::: AVAILABLE RECORDS

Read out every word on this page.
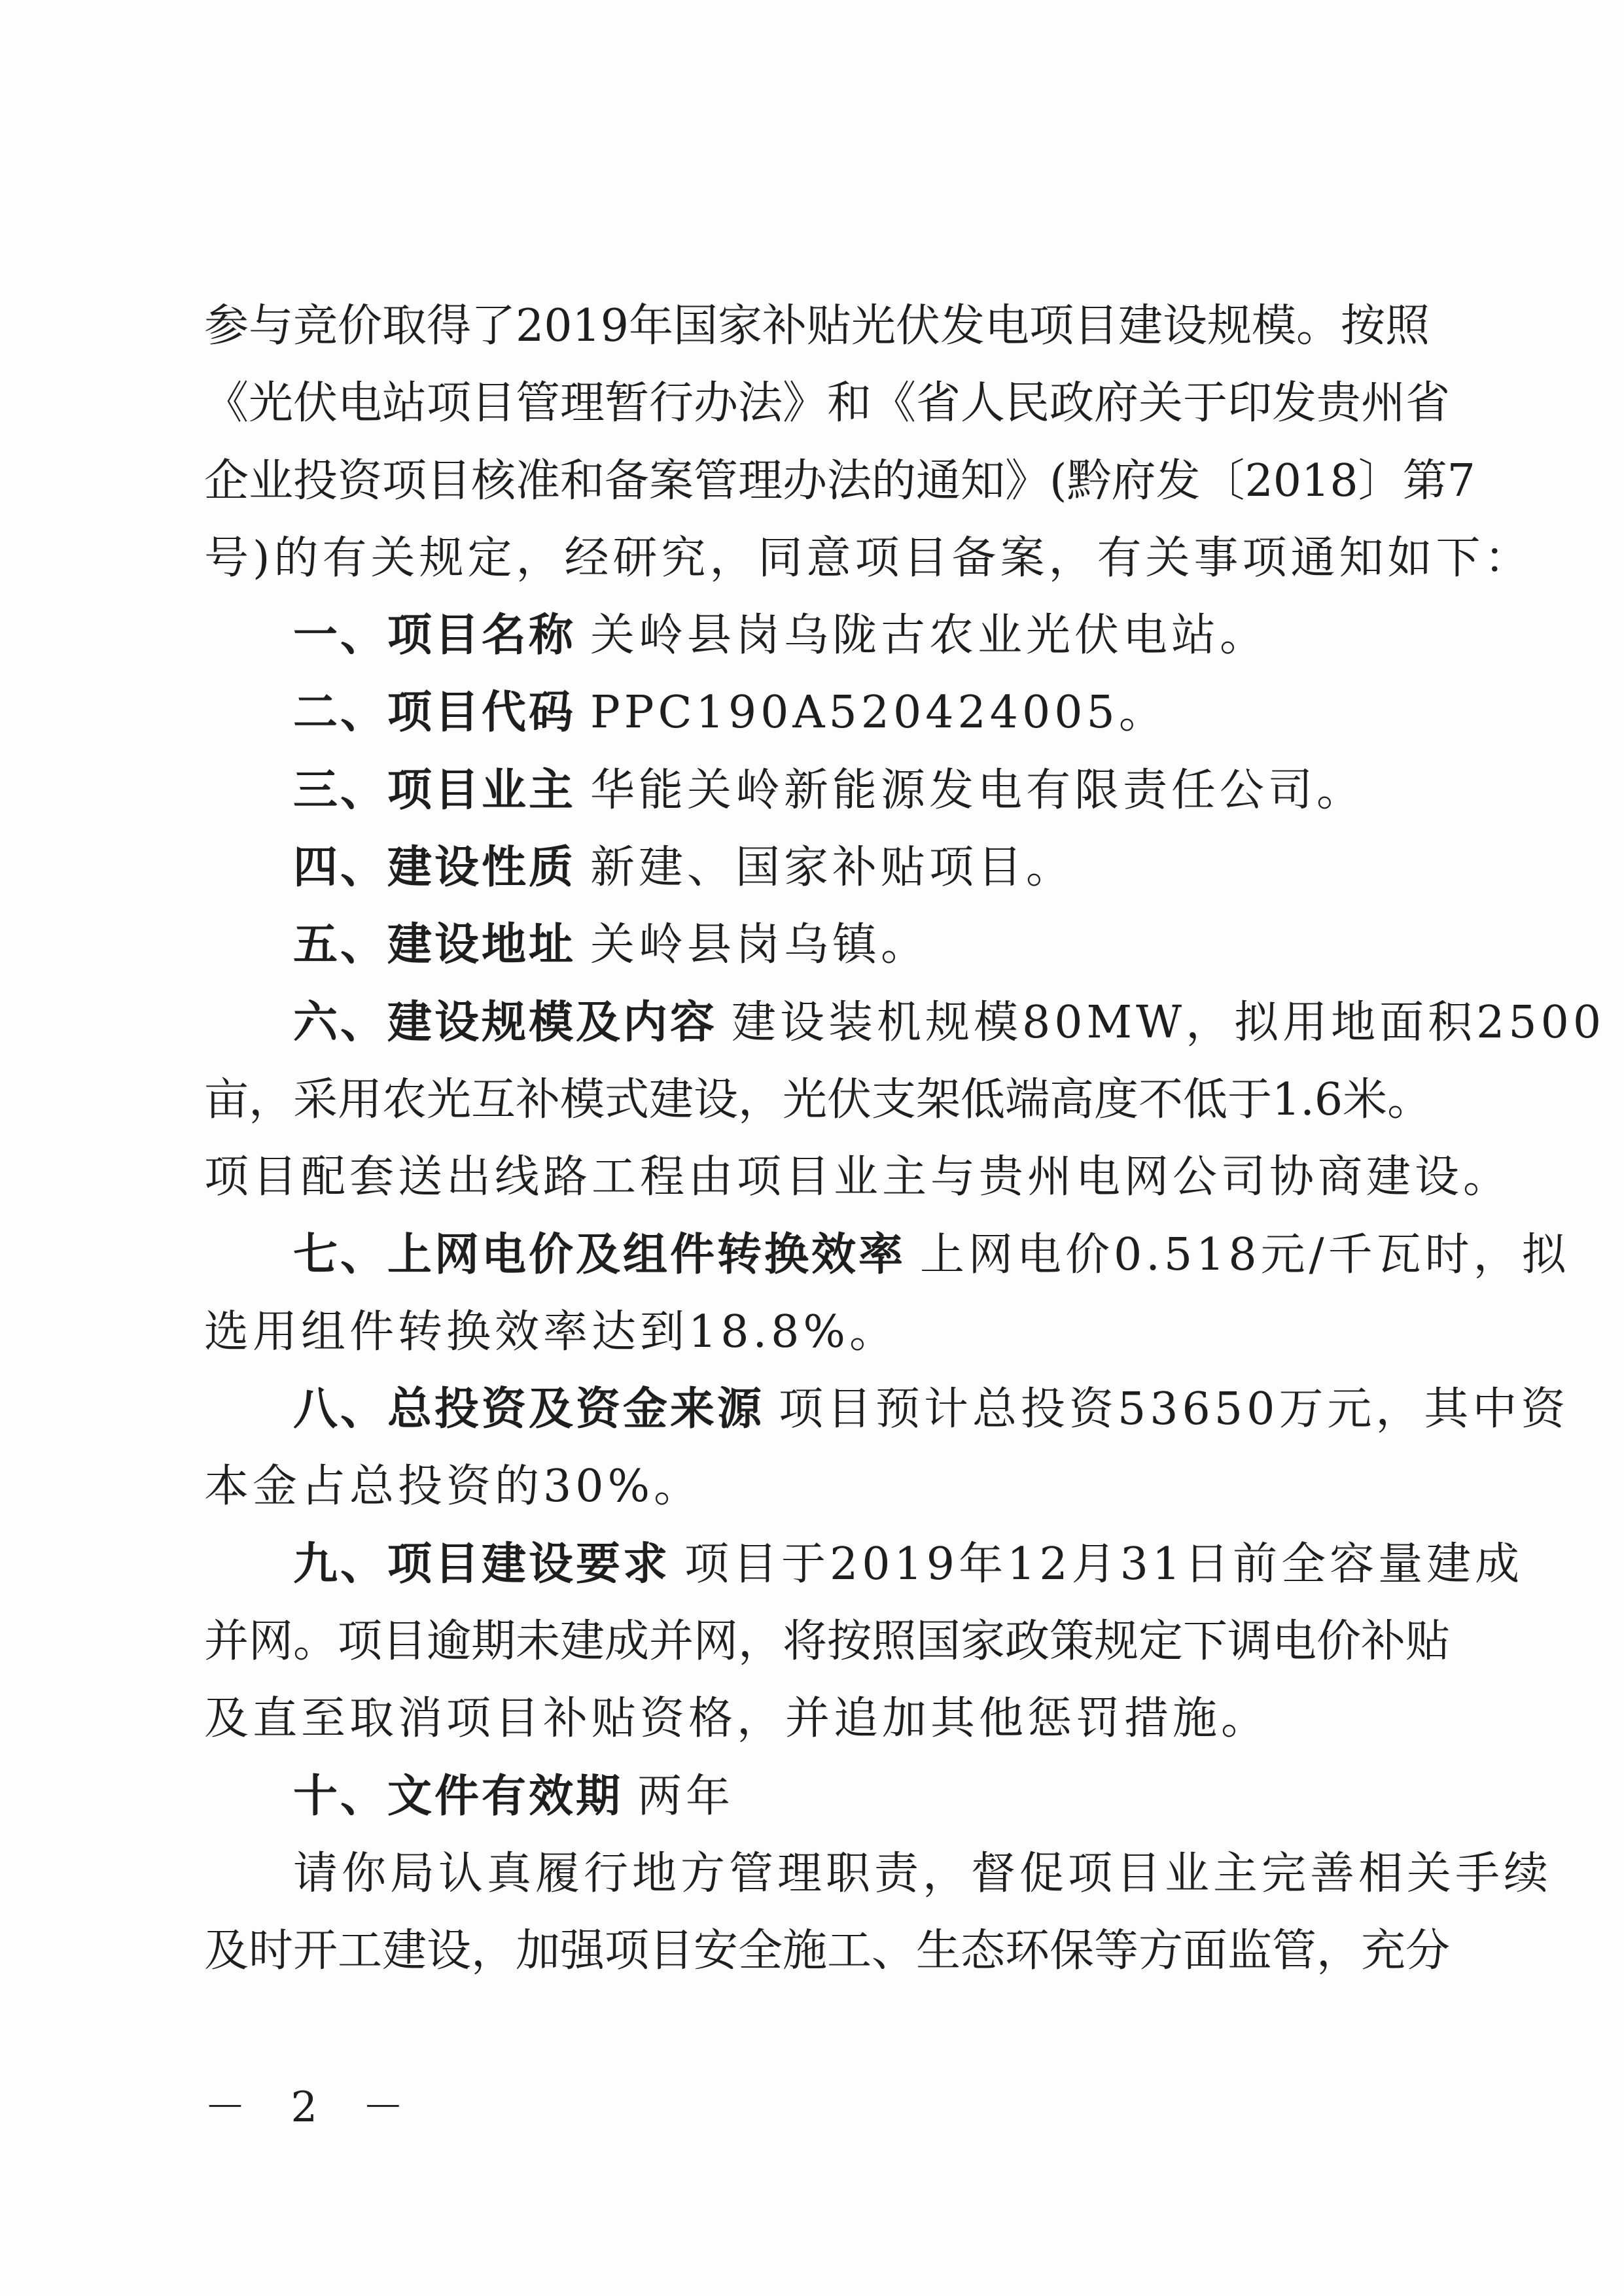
参与竞价取得了2019年国家补贴光伏发电项目建设规模。按照
《光伏电站项目管理暂行办法》和《省人民政府关于印发贵州省
企业投资项目核准和备案管理办法的通知》(黔府发〔2018〕第7
号)的有关规定，经研究，同意项目备案，有关事项通知如下：
一、项目名称 关岭县岗乌陇古农业光伏电站。
二、项目代码 PPC190A520424005。
三、项目业主 华能关岭新能源发电有限责任公司。
四、建设性质 新建、国家补贴项目。
五、建设地址 关岭县岗乌镇。
六、建设规模及内容 建设装机规模80MW，拟用地面积2500
亩，采用农光互补模式建设，光伏支架低端高度不低于1.6米。
项目配套送出线路工程由项目业主与贵州电网公司协商建设。
七、上网电价及组件转换效率 上网电价0.518元/千瓦时，拟
选用组件转换效率达到18.8%。
八、总投资及资金来源 项目预计总投资53650万元，其中资
本金占总投资的30%。
九、项目建设要求 项目于2019年12月31日前全容量建成
并网。项目逾期未建成并网，将按照国家政策规定下调电价补贴
及直至取消项目补贴资格，并追加其他惩罚措施。
十、文件有效期 两年
请你局认真履行地方管理职责，督促项目业主完善相关手续
及时开工建设，加强项目安全施工、生态环保等方面监管，充分
－ 2 －
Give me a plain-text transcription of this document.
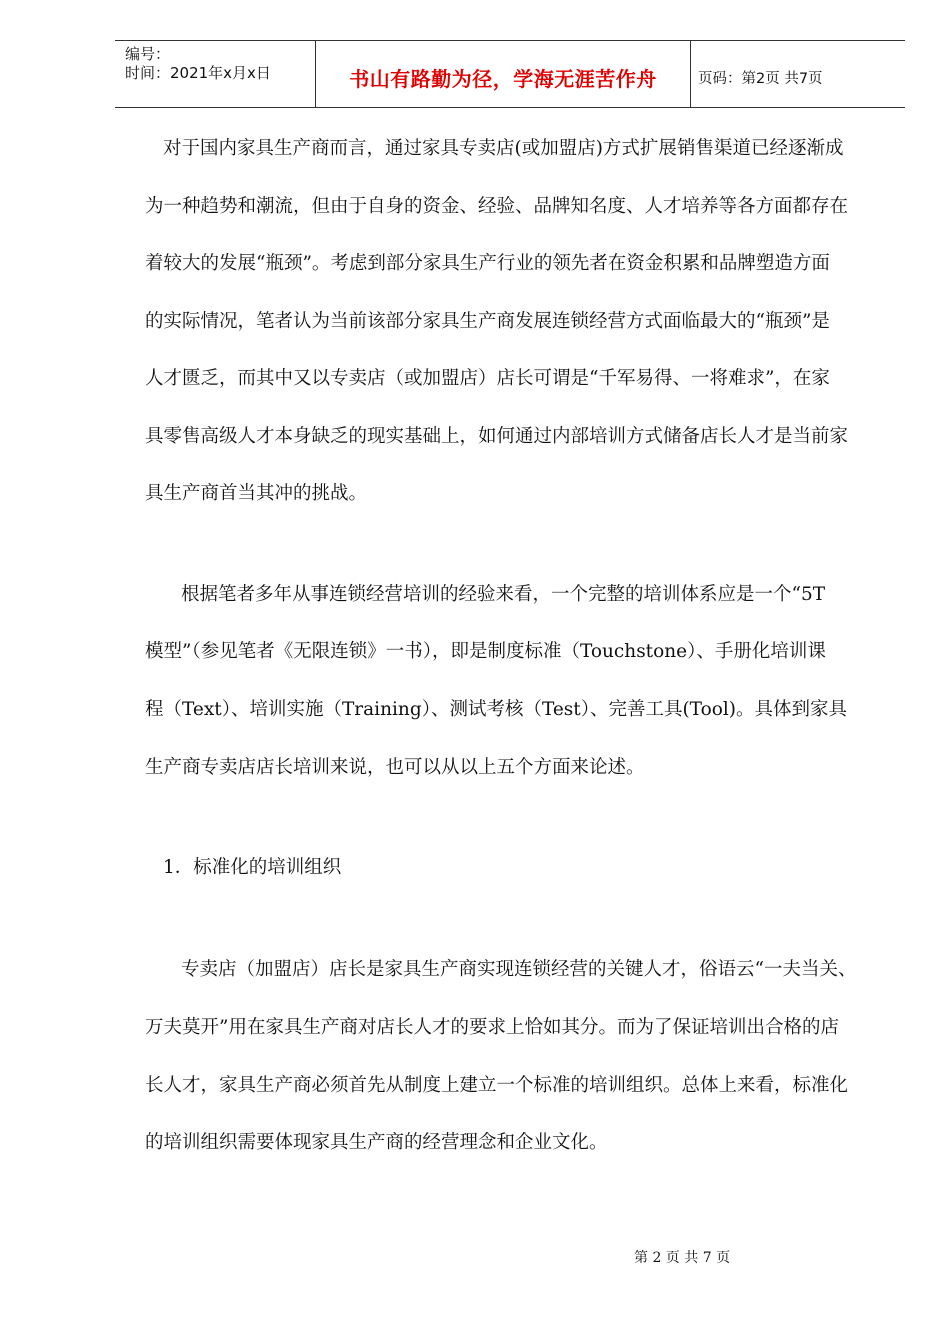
编号：
时间：2021年x月x日	书山有路勤为径，学海无涯苦作舟	页码：第2页 共7页
对于国内家具生产商而言，通过家具专卖店(或加盟店)方式扩展销售渠道已经逐渐成
为一种趋势和潮流，但由于自身的资金、经验、品牌知名度、人才培养等各方面都存在
着较大的发展“瓶颈”。考虑到部分家具生产行业的领先者在资金积累和品牌塑造方面
的实际情况，笔者认为当前该部分家具生产商发展连锁经营方式面临最大的“瓶颈”是
人才匮乏，而其中又以专卖店（或加盟店）店长可谓是“千军易得、一将难求”，在家
具零售高级人才本身缺乏的现实基础上，如何通过内部培训方式储备店长人才是当前家
具生产商首当其冲的挑战。
根据笔者多年从事连锁经营培训的经验来看，一个完整的培训体系应是一个“5T
模型”（参见笔者《无限连锁》一书），即是制度标准（Touchstone）、手册化培训课
程（Text）、培训实施（Training）、测试考核（Test）、完善工具(Tool)。具体到家具
生产商专卖店店长培训来说，也可以从以上五个方面来论述。
1．标准化的培训组织
专卖店（加盟店）店长是家具生产商实现连锁经营的关键人才，俗语云“一夫当关、
万夫莫开”用在家具生产商对店长人才的要求上恰如其分。而为了保证培训出合格的店
长人才，家具生产商必须首先从制度上建立一个标准的培训组织。总体上来看，标准化
的培训组织需要体现家具生产商的经营理念和企业文化。
第 2 页 共 7 页
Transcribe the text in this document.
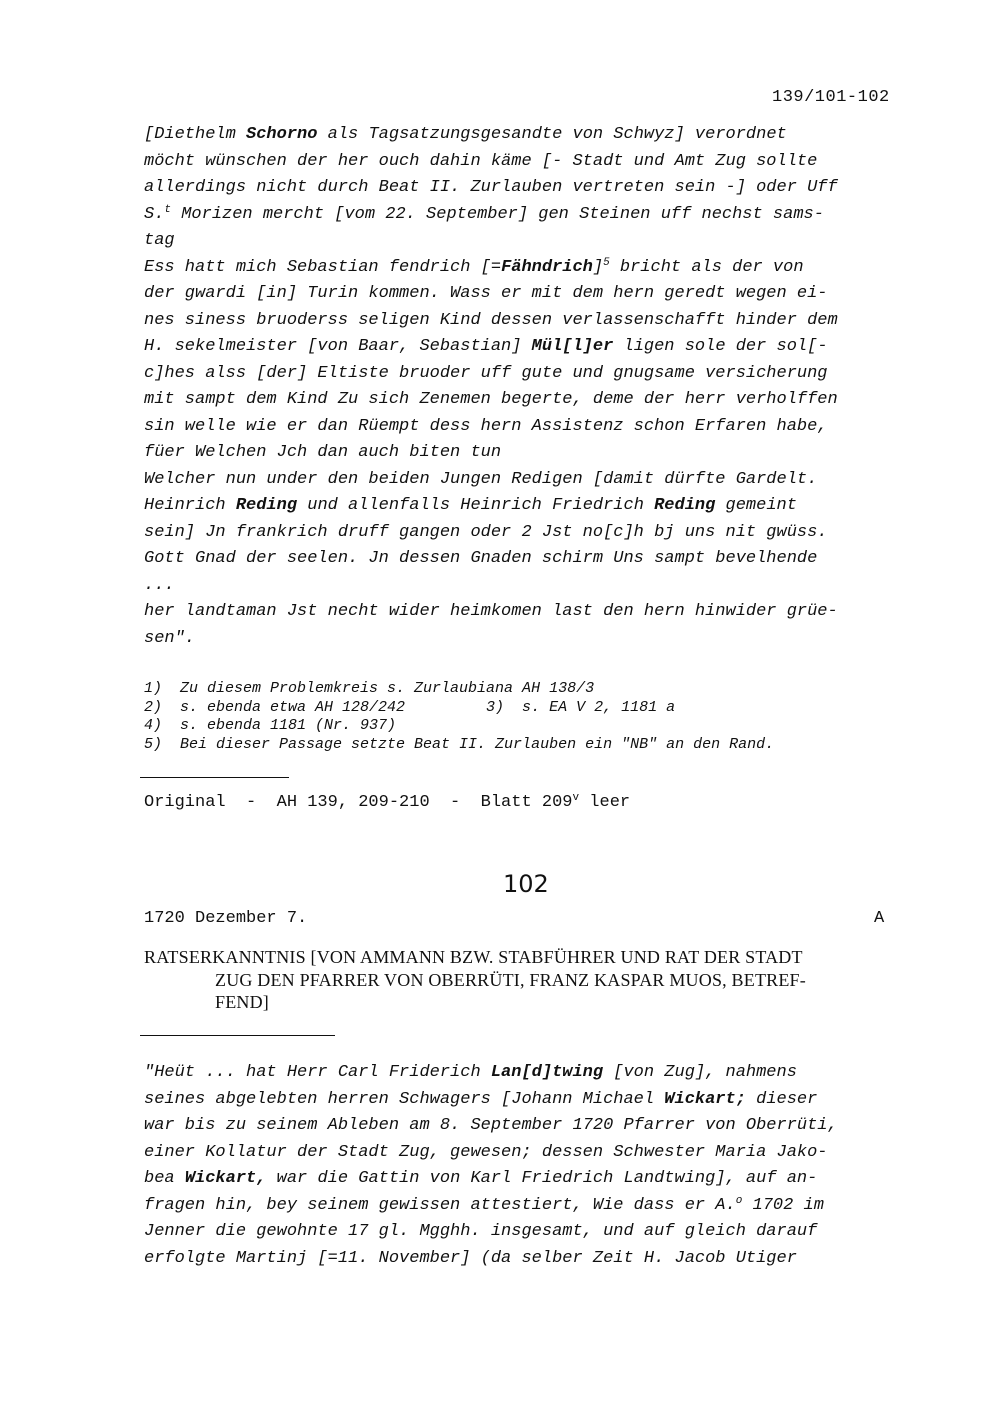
139/101-102
[Diethelm Schorno als Tagsatzungsgesandte von Schwyz] verordnet
möcht wünschen der her ouch dahin käme [- Stadt und Amt Zug sollte
allerdings nicht durch Beat II. Zurlauben vertreten sein -] oder Uff
S.$^t$ Morizen mercht [vom 22. September] gen Steinen uff nechst sams-
tag
Ess hatt mich Sebastian fendrich [=Fähndrich]$^5$ bricht als der von
der gwardi [in] Turin kommen. Wass er mit dem hern geredt wegen ei-
nes siness bruoderss seligen Kind dessen verlassenschafft hinder dem
H. sekelmeister [von Baar, Sebastian] Mül[l]er ligen sole der sol[-
c]hes alss [der] Eltiste bruoder uff gute und gnugsame versicherung
mit sampt dem Kind Zu sich Zenemen begerte, deme der herr verholffen
sin welle wie er dan Rüempt dess hern Assistenz schon Erfaren habe,
füer Welchen Jch dan auch biten tun
Welcher nun under den beiden Jungen Redigen [damit dürfte Gardelt.
Heinrich Reding und allenfalls Heinrich Friedrich Reding gemeint
sein] Jn frankrich druff gangen oder 2 Jst no[c]h bj uns nit gwüss.
Gott Gnad der seelen. Jn dessen Gnaden schirm Uns sampt bevelhende
...
her landtaman Jst necht wider heimkomen last den hern hinwider grüe-
sen".
1)  Zu diesem Problemkreis s. Zurlaubiana AH 138/3
2)  s. ebenda etwa AH 128/242         3)  s. EA V 2, 1181 a
4)  s. ebenda 1181 (Nr. 937)
5)  Bei dieser Passage setzte Beat II. Zurlauben ein "NB" an den Rand.
Original  -  AH 139, 209-210  -  Blatt 209$^v$ leer
102
1720 Dezember 7.	A
RATSERKANNTNIS [VON AMMANN BZW. STABFÜHRER UND RAT DER STADT
ZUG DEN PFARRER VON OBERRÜTI, FRANZ KASPAR MUOS, BETREF-
FEND]
"Heüt ... hat Herr Carl Friderich Lan[d]twing [von Zug], nahmens
seines abgelebten herren Schwagers [Johann Michael Wickart; dieser
war bis zu seinem Ableben am 8. September 1720 Pfarrer von Oberrüti,
einer Kollatur der Stadt Zug, gewesen; dessen Schwester Maria Jako-
bea Wickart, war die Gattin von Karl Friedrich Landtwing], auf an-
fragen hin, bey seinem gewissen attestiert, Wie dass er A.$^o$ 1702 im
Jenner die gewohnte 17 gl. Mgghh. insgesamt, und auf gleich darauf
erfolgte Martinj [=11. November] (da selber Zeit H. Jacob Utiger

::::::

:: REQUEST ::
Transcribe the records above exactly, omitting every picture they contain.

:: EXERCISE SOLUTION ::
Read out every word on this page.
参与竞价取得了2019年国家补贴光伏发电项目建设规模。按照
《光伏电站项目管理暂行办法》和《省人民政府关于印发贵州省
企业投资项目核准和备案管理办法的通知》(黔府发〔2018〕第7
号)的有关规定，经研究，同意项目备案，有关事项通知如下：
一、项目名称 关岭县岗乌陇古农业光伏电站。
二、项目代码 PPC190A520424005。
三、项目业主 华能关岭新能源发电有限责任公司。
四、建设性质 新建、国家补贴项目。
五、建设地址 关岭县岗乌镇。
六、建设规模及内容 建设装机规模80MW，拟用地面积2500
亩，采用农光互补模式建设，光伏支架低端高度不低于1.6米。
项目配套送出线路工程由项目业主与贵州电网公司协商建设。
七、上网电价及组件转换效率 上网电价0.518元/千瓦时，拟
选用组件转换效率达到18.8%。
八、总投资及资金来源 项目预计总投资53650万元，其中资
本金占总投资的30%。
九、项目建设要求 项目于2019年12月31日前全容量建成
并网。项目逾期未建成并网，将按照国家政策规定下调电价补贴
及直至取消项目补贴资格，并追加其他惩罚措施。
十、文件有效期 两年
请你局认真履行地方管理职责，督促项目业主完善相关手续
及时开工建设，加强项目安全施工、生态环保等方面监管，充分
－ 2 －
Give me a plain-text transcription of this document.
编号：
时间：2021年x月x日	书山有路勤为径，学海无涯苦作舟	页码：第2页 共7页
对于国内家具生产商而言，通过家具专卖店(或加盟店)方式扩展销售渠道已经逐渐成
为一种趋势和潮流，但由于自身的资金、经验、品牌知名度、人才培养等各方面都存在
着较大的发展“瓶颈”。考虑到部分家具生产行业的领先者在资金积累和品牌塑造方面
的实际情况，笔者认为当前该部分家具生产商发展连锁经营方式面临最大的“瓶颈”是
人才匮乏，而其中又以专卖店（或加盟店）店长可谓是“千军易得、一将难求”，在家
具零售高级人才本身缺乏的现实基础上，如何通过内部培训方式储备店长人才是当前家
具生产商首当其冲的挑战。
根据笔者多年从事连锁经营培训的经验来看，一个完整的培训体系应是一个“5T
模型”（参见笔者《无限连锁》一书），即是制度标准（Touchstone）、手册化培训课
程（Text）、培训实施（Training）、测试考核（Test）、完善工具(Tool)。具体到家具
生产商专卖店店长培训来说，也可以从以上五个方面来论述。
1．标准化的培训组织
专卖店（加盟店）店长是家具生产商实现连锁经营的关键人才，俗语云“一夫当关、
万夫莫开”用在家具生产商对店长人才的要求上恰如其分。而为了保证培训出合格的店
长人才，家具生产商必须首先从制度上建立一个标准的培训组织。总体上来看，标准化
的培训组织需要体现家具生产商的经营理念和企业文化。
第 2 页 共 7 页
Transcribe the text in this document.
139/101-102
[Diethelm Schorno als Tagsatzungsgesandte von Schwyz] verordnet
möcht wünschen der her ouch dahin käme [- Stadt und Amt Zug sollte
allerdings nicht durch Beat II. Zurlauben vertreten sein -] oder Uff
S.$^t$ Morizen mercht [vom 22. September] gen Steinen uff nechst sams-
tag
Ess hatt mich Sebastian fendrich [=Fähndrich]$^5$ bricht als der von
der gwardi [in] Turin kommen. Wass er mit dem hern geredt wegen ei-
nes siness bruoderss seligen Kind dessen verlassenschafft hinder dem
H. sekelmeister [von Baar, Sebastian] Mül[l]er ligen sole der sol[-
c]hes alss [der] Eltiste bruoder uff gute und gnugsame versicherung
mit sampt dem Kind Zu sich Zenemen begerte, deme der herr verholffen
sin welle wie er dan Rüempt dess hern Assistenz schon Erfaren habe,
füer Welchen Jch dan auch biten tun
Welcher nun under den beiden Jungen Redigen [damit dürfte Gardelt.
Heinrich Reding und allenfalls Heinrich Friedrich Reding gemeint
sein] Jn frankrich druff gangen oder 2 Jst no[c]h bj uns nit gwüss.
Gott Gnad der seelen. Jn dessen Gnaden schirm Uns sampt bevelhende
...
her landtaman Jst necht wider heimkomen last den hern hinwider grüe-
sen".
1)  Zu diesem Problemkreis s. Zurlaubiana AH 138/3
2)  s. ebenda etwa AH 128/242         3)  s. EA V 2, 1181 a
4)  s. ebenda 1181 (Nr. 937)
5)  Bei dieser Passage setzte Beat II. Zurlauben ein "NB" an den Rand.
Original  -  AH 139, 209-210  -  Blatt 209$^v$ leer
102
1720 Dezember 7.	A
RATSERKANNTNIS [VON AMMANN BZW. STABFÜHRER UND RAT DER STADT
ZUG DEN PFARRER VON OBERRÜTI, FRANZ KASPAR MUOS, BETREF-
FEND]
"Heüt ... hat Herr Carl Friderich Lan[d]twing [von Zug], nahmens
seines abgelebten herren Schwagers [Johann Michael Wickart; dieser
war bis zu seinem Ableben am 8. September 1720 Pfarrer von Oberrüti,
einer Kollatur der Stadt Zug, gewesen; dessen Schwester Maria Jako-
bea Wickart, war die Gattin von Karl Friedrich Landtwing], auf an-
fragen hin, bey seinem gewissen attestiert, Wie dass er A.$^o$ 1702 im
Jenner die gewohnte 17 gl. Mgghh. insgesamt, und auf gleich darauf
erfolgte Martinj [=11. November] (da selber Zeit H. Jacob Utiger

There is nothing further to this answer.